(Records from a data source)
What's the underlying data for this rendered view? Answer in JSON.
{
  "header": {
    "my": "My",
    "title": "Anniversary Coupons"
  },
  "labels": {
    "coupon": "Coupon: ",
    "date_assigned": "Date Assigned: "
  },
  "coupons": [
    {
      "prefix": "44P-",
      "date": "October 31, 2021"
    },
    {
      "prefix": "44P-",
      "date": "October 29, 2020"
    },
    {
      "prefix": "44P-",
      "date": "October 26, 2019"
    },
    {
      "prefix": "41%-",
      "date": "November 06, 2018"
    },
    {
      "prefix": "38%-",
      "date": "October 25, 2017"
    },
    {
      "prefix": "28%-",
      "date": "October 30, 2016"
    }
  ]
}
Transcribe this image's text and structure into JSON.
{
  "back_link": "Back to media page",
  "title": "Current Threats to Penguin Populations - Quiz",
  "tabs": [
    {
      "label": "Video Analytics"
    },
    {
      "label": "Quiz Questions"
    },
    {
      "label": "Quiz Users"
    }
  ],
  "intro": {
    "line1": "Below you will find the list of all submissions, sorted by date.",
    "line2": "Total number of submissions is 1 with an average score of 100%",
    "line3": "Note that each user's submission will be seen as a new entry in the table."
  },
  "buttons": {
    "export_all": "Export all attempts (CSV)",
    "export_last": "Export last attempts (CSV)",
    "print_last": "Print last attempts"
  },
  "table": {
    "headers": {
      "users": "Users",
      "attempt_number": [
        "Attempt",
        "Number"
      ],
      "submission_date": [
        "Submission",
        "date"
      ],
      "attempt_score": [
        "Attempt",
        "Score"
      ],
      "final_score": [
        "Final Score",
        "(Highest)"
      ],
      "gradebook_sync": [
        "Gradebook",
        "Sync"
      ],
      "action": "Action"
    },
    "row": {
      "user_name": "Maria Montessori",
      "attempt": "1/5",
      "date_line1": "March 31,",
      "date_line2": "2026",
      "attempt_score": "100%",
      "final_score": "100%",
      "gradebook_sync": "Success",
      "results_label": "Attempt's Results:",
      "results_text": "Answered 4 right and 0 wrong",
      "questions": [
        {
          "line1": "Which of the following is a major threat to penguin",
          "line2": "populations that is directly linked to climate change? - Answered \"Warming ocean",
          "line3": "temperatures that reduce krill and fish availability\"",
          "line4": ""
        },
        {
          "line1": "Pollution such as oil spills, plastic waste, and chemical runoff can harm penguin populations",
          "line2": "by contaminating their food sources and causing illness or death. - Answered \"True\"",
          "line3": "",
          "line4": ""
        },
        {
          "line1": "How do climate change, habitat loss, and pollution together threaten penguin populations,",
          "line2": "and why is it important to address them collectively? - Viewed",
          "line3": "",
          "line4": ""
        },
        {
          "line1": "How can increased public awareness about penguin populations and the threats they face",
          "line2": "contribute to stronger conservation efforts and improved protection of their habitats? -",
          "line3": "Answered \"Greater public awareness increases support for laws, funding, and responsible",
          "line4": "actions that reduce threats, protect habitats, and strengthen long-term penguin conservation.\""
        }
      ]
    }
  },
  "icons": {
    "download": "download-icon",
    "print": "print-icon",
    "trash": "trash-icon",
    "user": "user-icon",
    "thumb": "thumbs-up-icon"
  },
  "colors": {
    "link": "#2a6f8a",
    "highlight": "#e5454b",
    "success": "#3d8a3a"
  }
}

DIRECTIONS FOR THIS TASK – Only the count is needed: the number of lines in the data that include the word "awareness".

COMPLETE ANSWER – 2